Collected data
-- begin --

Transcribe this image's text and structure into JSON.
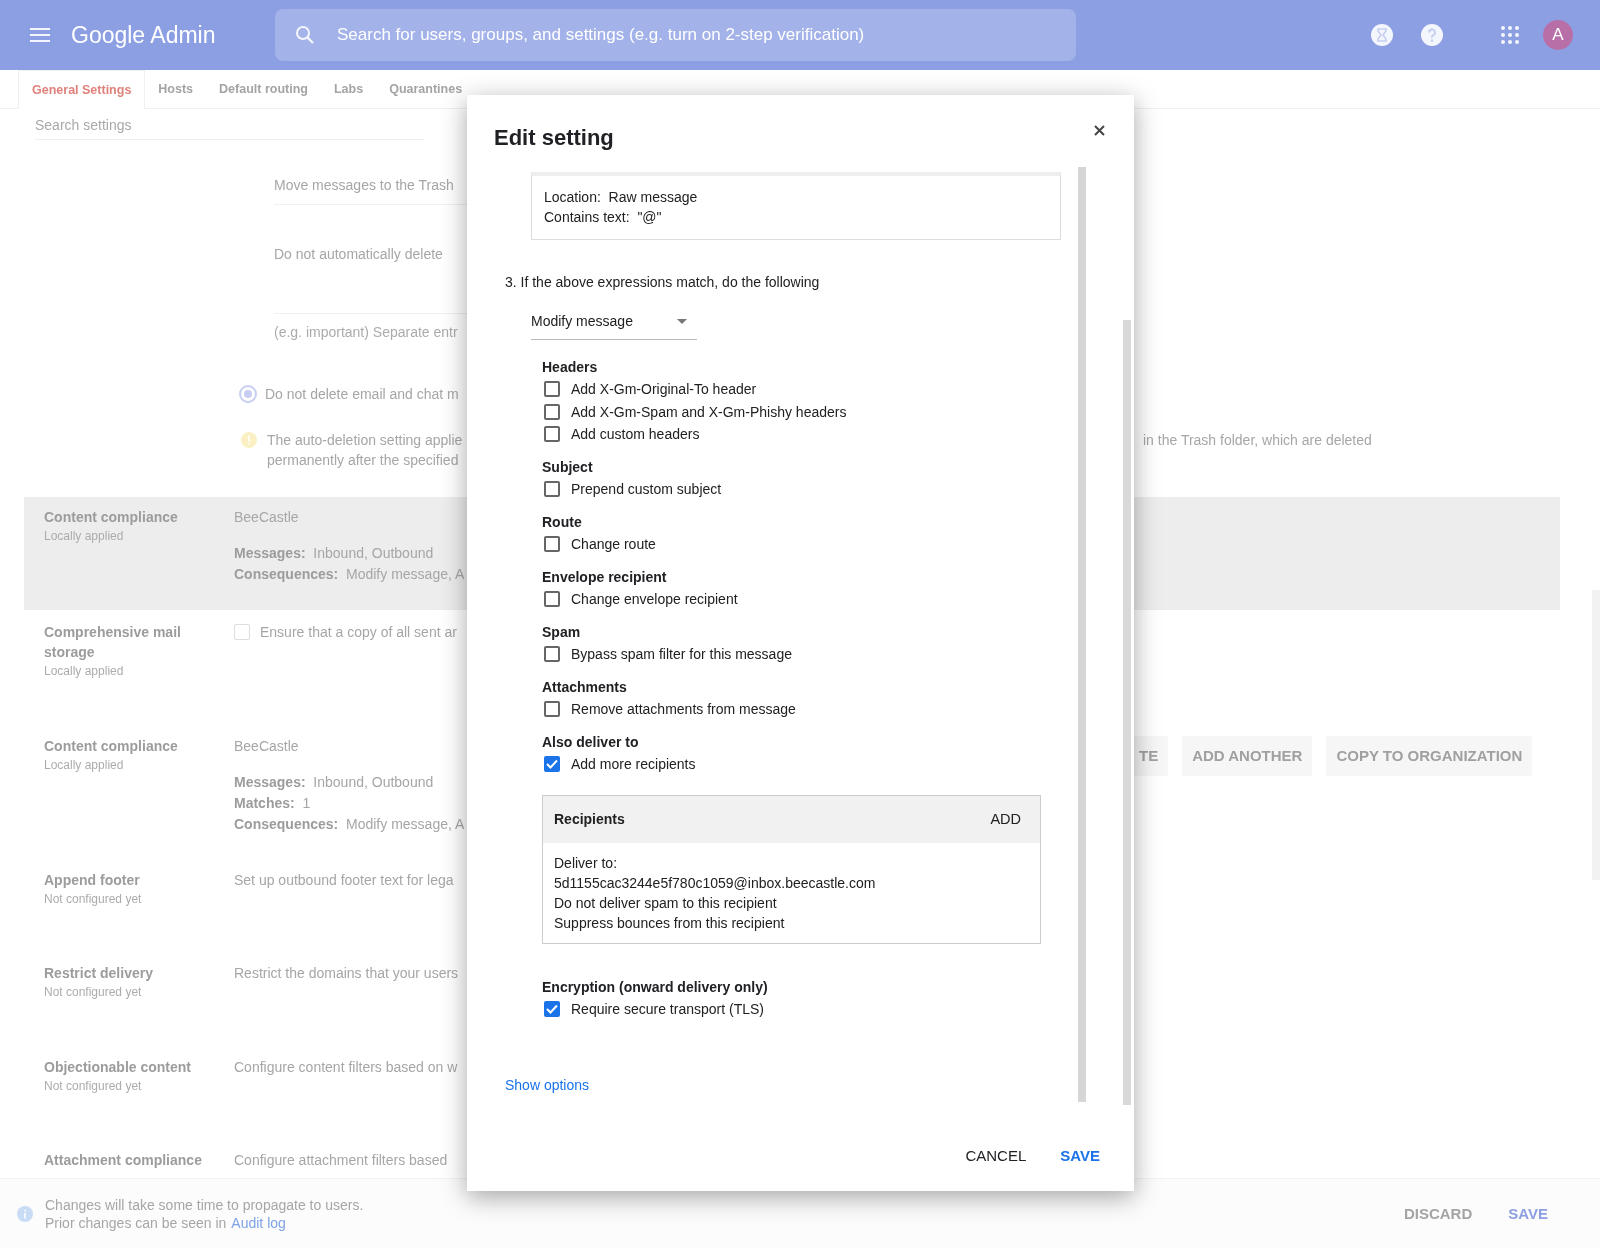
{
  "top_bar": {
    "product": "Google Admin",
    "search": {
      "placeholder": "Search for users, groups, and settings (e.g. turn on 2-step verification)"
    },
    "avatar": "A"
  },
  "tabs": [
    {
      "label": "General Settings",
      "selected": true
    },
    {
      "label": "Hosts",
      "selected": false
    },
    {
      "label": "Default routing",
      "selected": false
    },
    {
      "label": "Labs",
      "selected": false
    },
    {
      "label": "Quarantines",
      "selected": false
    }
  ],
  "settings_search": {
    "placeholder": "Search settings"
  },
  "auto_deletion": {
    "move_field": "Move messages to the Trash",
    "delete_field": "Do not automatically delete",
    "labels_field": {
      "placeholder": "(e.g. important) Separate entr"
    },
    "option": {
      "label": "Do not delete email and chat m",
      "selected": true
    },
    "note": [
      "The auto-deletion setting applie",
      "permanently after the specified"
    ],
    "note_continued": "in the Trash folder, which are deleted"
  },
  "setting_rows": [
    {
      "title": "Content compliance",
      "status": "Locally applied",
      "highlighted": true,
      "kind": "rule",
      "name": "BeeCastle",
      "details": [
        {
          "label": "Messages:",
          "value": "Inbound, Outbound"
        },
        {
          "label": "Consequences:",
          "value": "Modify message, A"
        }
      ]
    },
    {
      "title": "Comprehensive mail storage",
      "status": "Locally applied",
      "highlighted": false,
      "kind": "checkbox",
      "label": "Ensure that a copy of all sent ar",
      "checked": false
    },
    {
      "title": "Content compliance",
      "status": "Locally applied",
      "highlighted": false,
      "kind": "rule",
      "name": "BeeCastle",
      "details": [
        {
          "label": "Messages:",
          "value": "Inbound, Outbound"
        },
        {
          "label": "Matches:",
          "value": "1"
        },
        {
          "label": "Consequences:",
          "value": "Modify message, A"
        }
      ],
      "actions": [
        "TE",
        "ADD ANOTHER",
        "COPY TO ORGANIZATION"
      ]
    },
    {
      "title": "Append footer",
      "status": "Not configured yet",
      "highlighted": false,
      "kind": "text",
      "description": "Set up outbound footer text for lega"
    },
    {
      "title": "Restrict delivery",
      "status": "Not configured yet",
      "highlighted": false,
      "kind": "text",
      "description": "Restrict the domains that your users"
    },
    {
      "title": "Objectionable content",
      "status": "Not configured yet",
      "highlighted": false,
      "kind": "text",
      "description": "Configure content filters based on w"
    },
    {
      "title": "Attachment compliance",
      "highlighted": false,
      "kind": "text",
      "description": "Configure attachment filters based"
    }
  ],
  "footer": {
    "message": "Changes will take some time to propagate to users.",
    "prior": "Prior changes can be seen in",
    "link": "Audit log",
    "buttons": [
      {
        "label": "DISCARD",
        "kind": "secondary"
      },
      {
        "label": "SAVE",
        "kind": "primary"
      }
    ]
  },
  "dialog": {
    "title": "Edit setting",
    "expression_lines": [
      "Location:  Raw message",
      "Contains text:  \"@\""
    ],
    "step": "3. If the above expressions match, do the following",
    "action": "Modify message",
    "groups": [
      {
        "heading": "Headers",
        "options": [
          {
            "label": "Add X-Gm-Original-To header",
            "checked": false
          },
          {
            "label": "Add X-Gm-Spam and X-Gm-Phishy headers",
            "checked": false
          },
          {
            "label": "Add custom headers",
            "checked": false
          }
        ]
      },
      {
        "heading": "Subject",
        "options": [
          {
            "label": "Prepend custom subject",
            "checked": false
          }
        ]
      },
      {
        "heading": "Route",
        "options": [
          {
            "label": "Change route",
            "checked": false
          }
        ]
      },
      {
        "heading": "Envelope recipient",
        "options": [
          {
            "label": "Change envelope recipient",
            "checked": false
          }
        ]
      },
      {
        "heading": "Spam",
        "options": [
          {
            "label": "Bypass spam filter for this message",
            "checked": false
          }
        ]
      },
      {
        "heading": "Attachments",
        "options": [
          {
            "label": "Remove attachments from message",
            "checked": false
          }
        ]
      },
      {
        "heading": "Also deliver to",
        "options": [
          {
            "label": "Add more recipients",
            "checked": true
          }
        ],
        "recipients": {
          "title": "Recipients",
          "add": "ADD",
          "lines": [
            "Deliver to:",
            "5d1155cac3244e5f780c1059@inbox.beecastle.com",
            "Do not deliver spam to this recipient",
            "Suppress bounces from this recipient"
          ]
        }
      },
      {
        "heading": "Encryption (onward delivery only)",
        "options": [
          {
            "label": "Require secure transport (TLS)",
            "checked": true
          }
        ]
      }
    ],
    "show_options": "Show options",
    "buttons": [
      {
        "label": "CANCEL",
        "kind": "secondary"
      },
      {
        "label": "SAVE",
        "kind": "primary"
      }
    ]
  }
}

-- end --

### GIVEN EXERCISE
Each line containing the word "groups" counts once; report the total alone.

### COMPLETED TASK
2